### [REQUIRED TASK]
The output should consist solely of the line containing "Read all visible content and emit it as JSON." and the lines that follow it through the end of the data below.

### [EXERCISE MATERIALS]
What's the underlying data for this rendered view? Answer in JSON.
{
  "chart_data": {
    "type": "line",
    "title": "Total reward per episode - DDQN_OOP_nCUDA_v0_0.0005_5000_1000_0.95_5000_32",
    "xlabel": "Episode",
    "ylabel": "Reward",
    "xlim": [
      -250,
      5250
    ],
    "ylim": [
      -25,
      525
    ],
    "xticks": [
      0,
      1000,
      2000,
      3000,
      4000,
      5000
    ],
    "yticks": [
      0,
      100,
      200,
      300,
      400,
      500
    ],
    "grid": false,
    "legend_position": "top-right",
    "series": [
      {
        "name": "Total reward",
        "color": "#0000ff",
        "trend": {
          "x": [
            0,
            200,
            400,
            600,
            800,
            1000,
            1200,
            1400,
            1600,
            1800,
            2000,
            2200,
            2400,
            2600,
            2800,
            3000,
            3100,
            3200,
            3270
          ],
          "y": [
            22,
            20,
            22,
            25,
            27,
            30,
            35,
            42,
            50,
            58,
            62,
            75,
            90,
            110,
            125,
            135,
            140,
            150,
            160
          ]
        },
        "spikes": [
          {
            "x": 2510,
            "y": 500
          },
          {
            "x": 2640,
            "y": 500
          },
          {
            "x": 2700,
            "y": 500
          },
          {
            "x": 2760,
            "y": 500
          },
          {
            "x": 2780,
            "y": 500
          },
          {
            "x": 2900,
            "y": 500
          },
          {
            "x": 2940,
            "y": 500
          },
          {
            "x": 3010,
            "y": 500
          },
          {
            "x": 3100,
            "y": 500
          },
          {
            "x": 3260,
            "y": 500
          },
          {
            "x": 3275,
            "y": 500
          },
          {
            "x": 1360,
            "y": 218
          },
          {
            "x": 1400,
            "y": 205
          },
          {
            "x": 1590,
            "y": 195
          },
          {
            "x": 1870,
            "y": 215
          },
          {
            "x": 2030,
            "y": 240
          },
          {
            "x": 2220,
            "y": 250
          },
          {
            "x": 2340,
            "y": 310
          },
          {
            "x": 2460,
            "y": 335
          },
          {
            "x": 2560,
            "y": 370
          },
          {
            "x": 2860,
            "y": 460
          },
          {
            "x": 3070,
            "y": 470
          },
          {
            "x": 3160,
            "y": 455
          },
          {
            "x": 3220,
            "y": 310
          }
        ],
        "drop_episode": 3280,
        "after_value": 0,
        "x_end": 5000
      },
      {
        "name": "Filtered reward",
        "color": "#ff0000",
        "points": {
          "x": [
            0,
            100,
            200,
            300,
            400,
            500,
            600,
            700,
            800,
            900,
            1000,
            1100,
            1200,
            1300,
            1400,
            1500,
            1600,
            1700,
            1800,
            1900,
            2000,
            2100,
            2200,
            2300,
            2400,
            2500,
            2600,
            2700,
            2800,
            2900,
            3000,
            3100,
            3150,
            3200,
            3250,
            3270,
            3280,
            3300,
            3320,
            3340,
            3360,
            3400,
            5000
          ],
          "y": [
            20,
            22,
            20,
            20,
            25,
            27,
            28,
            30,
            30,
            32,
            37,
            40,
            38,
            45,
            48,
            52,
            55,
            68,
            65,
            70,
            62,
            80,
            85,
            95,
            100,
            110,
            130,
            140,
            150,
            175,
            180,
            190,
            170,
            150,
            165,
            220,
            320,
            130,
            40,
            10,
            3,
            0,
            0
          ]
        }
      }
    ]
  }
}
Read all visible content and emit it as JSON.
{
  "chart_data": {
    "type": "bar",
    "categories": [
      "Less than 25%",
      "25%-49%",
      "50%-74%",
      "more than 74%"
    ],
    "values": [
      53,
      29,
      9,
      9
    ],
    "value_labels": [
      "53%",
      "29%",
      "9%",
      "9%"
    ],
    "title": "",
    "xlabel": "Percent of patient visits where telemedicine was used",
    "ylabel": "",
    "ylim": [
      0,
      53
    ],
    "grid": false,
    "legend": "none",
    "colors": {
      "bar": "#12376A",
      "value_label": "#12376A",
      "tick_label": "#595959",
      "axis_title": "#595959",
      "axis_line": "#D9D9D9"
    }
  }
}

### [CORRECT RESPONSE]
Read all visible content and emit it as JSON.
{
  "chart_data": {
    "type": "bar",
    "categories": [
      "Less than 25%",
      "25%-49%",
      "50%-74%",
      "more than 74%"
    ],
    "values": [
      53,
      29,
      9,
      9
    ],
    "value_labels": [
      "53%",
      "29%",
      "9%",
      "9%"
    ],
    "title": "",
    "xlabel": "Percent of patient visits where telemedicine was used",
    "ylabel": "",
    "ylim": [
      0,
      53
    ],
    "grid": false,
    "legend": "none",
    "colors": {
      "bar": "#12376A",
      "value_label": "#12376A",
      "tick_label": "#595959",
      "axis_title": "#595959",
      "axis_line": "#D9D9D9"
    }
  }
}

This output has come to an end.